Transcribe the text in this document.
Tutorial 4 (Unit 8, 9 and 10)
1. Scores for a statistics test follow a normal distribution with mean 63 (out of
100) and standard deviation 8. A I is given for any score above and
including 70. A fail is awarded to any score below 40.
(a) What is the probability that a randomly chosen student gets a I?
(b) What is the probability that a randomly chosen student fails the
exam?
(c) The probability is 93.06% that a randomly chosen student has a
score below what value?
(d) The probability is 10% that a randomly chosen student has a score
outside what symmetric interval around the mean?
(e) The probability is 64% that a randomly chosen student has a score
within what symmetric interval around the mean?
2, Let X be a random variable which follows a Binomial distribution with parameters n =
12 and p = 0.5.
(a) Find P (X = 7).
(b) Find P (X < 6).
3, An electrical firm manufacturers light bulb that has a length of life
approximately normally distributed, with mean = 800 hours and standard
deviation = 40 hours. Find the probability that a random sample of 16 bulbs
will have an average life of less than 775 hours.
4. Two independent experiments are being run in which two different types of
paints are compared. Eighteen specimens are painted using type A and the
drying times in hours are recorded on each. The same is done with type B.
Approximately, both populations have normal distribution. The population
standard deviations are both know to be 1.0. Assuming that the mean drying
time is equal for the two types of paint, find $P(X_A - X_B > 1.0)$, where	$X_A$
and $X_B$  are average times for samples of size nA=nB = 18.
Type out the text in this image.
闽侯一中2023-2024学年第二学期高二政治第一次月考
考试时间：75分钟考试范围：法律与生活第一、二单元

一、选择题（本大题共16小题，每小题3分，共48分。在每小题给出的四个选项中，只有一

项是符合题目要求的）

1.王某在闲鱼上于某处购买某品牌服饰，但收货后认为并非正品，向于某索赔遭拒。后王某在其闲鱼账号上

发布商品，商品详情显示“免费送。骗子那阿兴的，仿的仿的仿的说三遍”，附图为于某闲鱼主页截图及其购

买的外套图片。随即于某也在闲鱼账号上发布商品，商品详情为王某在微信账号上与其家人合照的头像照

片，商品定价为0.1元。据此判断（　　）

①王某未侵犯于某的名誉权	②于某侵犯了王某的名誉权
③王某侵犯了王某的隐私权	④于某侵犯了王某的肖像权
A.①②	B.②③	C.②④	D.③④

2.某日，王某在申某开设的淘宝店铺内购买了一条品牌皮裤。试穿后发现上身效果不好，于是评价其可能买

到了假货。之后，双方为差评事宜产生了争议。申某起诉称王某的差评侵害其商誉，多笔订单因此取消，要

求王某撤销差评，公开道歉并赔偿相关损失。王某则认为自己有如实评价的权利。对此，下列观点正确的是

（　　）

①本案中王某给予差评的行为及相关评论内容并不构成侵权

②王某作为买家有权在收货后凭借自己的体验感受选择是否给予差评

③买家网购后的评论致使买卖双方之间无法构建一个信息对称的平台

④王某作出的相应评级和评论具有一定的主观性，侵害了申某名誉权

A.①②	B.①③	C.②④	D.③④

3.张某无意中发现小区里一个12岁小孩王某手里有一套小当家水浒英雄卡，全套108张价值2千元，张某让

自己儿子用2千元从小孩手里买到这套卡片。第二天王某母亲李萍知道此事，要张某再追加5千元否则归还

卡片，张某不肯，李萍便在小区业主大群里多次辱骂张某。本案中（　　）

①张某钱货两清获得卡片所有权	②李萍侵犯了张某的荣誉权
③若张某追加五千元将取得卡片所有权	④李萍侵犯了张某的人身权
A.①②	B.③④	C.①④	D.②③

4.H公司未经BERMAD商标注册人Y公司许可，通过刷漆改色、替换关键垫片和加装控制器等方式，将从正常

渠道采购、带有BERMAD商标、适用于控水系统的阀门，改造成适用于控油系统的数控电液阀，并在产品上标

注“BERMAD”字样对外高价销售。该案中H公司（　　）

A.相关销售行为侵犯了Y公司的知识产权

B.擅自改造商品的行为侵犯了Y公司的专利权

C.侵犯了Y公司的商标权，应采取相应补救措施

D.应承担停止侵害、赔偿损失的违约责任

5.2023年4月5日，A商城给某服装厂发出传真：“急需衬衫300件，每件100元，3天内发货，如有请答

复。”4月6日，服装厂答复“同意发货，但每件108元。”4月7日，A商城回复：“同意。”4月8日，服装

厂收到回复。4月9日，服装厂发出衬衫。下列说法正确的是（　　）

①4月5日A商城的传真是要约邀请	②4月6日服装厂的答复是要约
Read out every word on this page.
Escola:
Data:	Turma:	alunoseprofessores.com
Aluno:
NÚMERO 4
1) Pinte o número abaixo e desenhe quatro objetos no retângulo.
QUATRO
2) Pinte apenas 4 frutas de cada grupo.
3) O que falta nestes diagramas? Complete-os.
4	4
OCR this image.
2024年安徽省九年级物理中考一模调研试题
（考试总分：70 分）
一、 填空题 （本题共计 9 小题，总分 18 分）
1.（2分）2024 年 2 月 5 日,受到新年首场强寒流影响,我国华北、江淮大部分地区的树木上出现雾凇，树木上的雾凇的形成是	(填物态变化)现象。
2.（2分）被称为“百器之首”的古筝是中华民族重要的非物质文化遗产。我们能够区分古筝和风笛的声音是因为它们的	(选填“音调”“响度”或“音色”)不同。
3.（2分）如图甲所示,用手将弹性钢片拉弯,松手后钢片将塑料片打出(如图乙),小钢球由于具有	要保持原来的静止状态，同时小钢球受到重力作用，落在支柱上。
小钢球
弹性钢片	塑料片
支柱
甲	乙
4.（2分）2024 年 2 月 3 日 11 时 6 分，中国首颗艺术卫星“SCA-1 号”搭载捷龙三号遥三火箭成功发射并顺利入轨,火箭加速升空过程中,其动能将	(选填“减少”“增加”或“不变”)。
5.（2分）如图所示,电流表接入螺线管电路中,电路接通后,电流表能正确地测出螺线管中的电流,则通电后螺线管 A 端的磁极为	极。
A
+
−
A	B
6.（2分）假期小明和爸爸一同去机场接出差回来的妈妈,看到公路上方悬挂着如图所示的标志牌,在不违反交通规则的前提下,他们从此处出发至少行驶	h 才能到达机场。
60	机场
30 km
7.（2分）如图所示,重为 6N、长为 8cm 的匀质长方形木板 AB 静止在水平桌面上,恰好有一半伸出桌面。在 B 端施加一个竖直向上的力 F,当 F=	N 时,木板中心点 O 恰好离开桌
☆ ☆ ☆ ☆ ☆
**To do:**
Output every line above without altering anything.

**The response:**
Transcribe the text in this document.
Tutorial 4 (Unit 8, 9 and 10)
1. Scores for a statistics test follow a normal distribution with mean 63 (out of
100) and standard deviation 8. A I is given for any score above and
including 70. A fail is awarded to any score below 40.
(a) What is the probability that a randomly chosen student gets a I?
(b) What is the probability that a randomly chosen student fails the
exam?
(c) The probability is 93.06% that a randomly chosen student has a
score below what value?
(d) The probability is 10% that a randomly chosen student has a score
outside what symmetric interval around the mean?
(e) The probability is 64% that a randomly chosen student has a score
within what symmetric interval around the mean?
2, Let X be a random variable which follows a Binomial distribution with parameters n =
12 and p = 0.5.
(a) Find P (X = 7).
(b) Find P (X < 6).
3, An electrical firm manufacturers light bulb that has a length of life
approximately normally distributed, with mean = 800 hours and standard
deviation = 40 hours. Find the probability that a random sample of 16 bulbs
will have an average life of less than 775 hours.
4. Two independent experiments are being run in which two different types of
paints are compared. Eighteen specimens are painted using type A and the
drying times in hours are recorded on each. The same is done with type B.
Approximately, both populations have normal distribution. The population
standard deviations are both know to be 1.0. Assuming that the mean drying
time is equal for the two types of paint, find $P(X_A - X_B > 1.0)$, where	$X_A$
and $X_B$  are average times for samples of size nA=nB = 18.
Type out the text in this image.
闽侯一中2023-2024学年第二学期高二政治第一次月考
考试时间：75分钟考试范围：法律与生活第一、二单元

一、选择题（本大题共16小题，每小题3分，共48分。在每小题给出的四个选项中，只有一

项是符合题目要求的）

1.王某在闲鱼上于某处购买某品牌服饰，但收货后认为并非正品，向于某索赔遭拒。后王某在其闲鱼账号上

发布商品，商品详情显示“免费送。骗子那阿兴的，仿的仿的仿的说三遍”，附图为于某闲鱼主页截图及其购

买的外套图片。随即于某也在闲鱼账号上发布商品，商品详情为王某在微信账号上与其家人合照的头像照

片，商品定价为0.1元。据此判断（　　）

①王某未侵犯于某的名誉权	②于某侵犯了王某的名誉权
③王某侵犯了王某的隐私权	④于某侵犯了王某的肖像权
A.①②	B.②③	C.②④	D.③④

2.某日，王某在申某开设的淘宝店铺内购买了一条品牌皮裤。试穿后发现上身效果不好，于是评价其可能买

到了假货。之后，双方为差评事宜产生了争议。申某起诉称王某的差评侵害其商誉，多笔订单因此取消，要

求王某撤销差评，公开道歉并赔偿相关损失。王某则认为自己有如实评价的权利。对此，下列观点正确的是

（　　）

①本案中王某给予差评的行为及相关评论内容并不构成侵权

②王某作为买家有权在收货后凭借自己的体验感受选择是否给予差评

③买家网购后的评论致使买卖双方之间无法构建一个信息对称的平台

④王某作出的相应评级和评论具有一定的主观性，侵害了申某名誉权

A.①②	B.①③	C.②④	D.③④

3.张某无意中发现小区里一个12岁小孩王某手里有一套小当家水浒英雄卡，全套108张价值2千元，张某让

自己儿子用2千元从小孩手里买到这套卡片。第二天王某母亲李萍知道此事，要张某再追加5千元否则归还

卡片，张某不肯，李萍便在小区业主大群里多次辱骂张某。本案中（　　）

①张某钱货两清获得卡片所有权	②李萍侵犯了张某的荣誉权
③若张某追加五千元将取得卡片所有权	④李萍侵犯了张某的人身权
A.①②	B.③④	C.①④	D.②③

4.H公司未经BERMAD商标注册人Y公司许可，通过刷漆改色、替换关键垫片和加装控制器等方式，将从正常

渠道采购、带有BERMAD商标、适用于控水系统的阀门，改造成适用于控油系统的数控电液阀，并在产品上标

注“BERMAD”字样对外高价销售。该案中H公司（　　）

A.相关销售行为侵犯了Y公司的知识产权

B.擅自改造商品的行为侵犯了Y公司的专利权

C.侵犯了Y公司的商标权，应采取相应补救措施

D.应承担停止侵害、赔偿损失的违约责任

5.2023年4月5日，A商城给某服装厂发出传真：“急需衬衫300件，每件100元，3天内发货，如有请答

复。”4月6日，服装厂答复“同意发货，但每件108元。”4月7日，A商城回复：“同意。”4月8日，服装

厂收到回复。4月9日，服装厂发出衬衫。下列说法正确的是（　　）

①4月5日A商城的传真是要约邀请	②4月6日服装厂的答复是要约
Read out every word on this page.
Escola:
Data:	Turma:	alunoseprofessores.com
Aluno:
NÚMERO 4
1) Pinte o número abaixo e desenhe quatro objetos no retângulo.
QUATRO
2) Pinte apenas 4 frutas de cada grupo.
3) O que falta nestes diagramas? Complete-os.
4	4
OCR this image.
2024年安徽省九年级物理中考一模调研试题
（考试总分：70 分）
一、 填空题 （本题共计 9 小题，总分 18 分）
1.（2分）2024 年 2 月 5 日,受到新年首场强寒流影响,我国华北、江淮大部分地区的树木上出现雾凇，树木上的雾凇的形成是	(填物态变化)现象。
2.（2分）被称为“百器之首”的古筝是中华民族重要的非物质文化遗产。我们能够区分古筝和风笛的声音是因为它们的	(选填“音调”“响度”或“音色”)不同。
3.（2分）如图甲所示,用手将弹性钢片拉弯,松手后钢片将塑料片打出(如图乙),小钢球由于具有	要保持原来的静止状态，同时小钢球受到重力作用，落在支柱上。
小钢球
弹性钢片	塑料片
支柱
甲	乙
4.（2分）2024 年 2 月 3 日 11 时 6 分，中国首颗艺术卫星“SCA-1 号”搭载捷龙三号遥三火箭成功发射并顺利入轨,火箭加速升空过程中,其动能将	(选填“减少”“增加”或“不变”)。
5.（2分）如图所示,电流表接入螺线管电路中,电路接通后,电流表能正确地测出螺线管中的电流,则通电后螺线管 A 端的磁极为	极。
A
+
−
A	B
6.（2分）假期小明和爸爸一同去机场接出差回来的妈妈,看到公路上方悬挂着如图所示的标志牌,在不违反交通规则的前提下,他们从此处出发至少行驶	h 才能到达机场。
60	机场
30 km
7.（2分）如图所示,重为 6N、长为 8cm 的匀质长方形木板 AB 静止在水平桌面上,恰好有一半伸出桌面。在 B 端施加一个竖直向上的力 F,当 F=	N 时,木板中心点 O 恰好离开桌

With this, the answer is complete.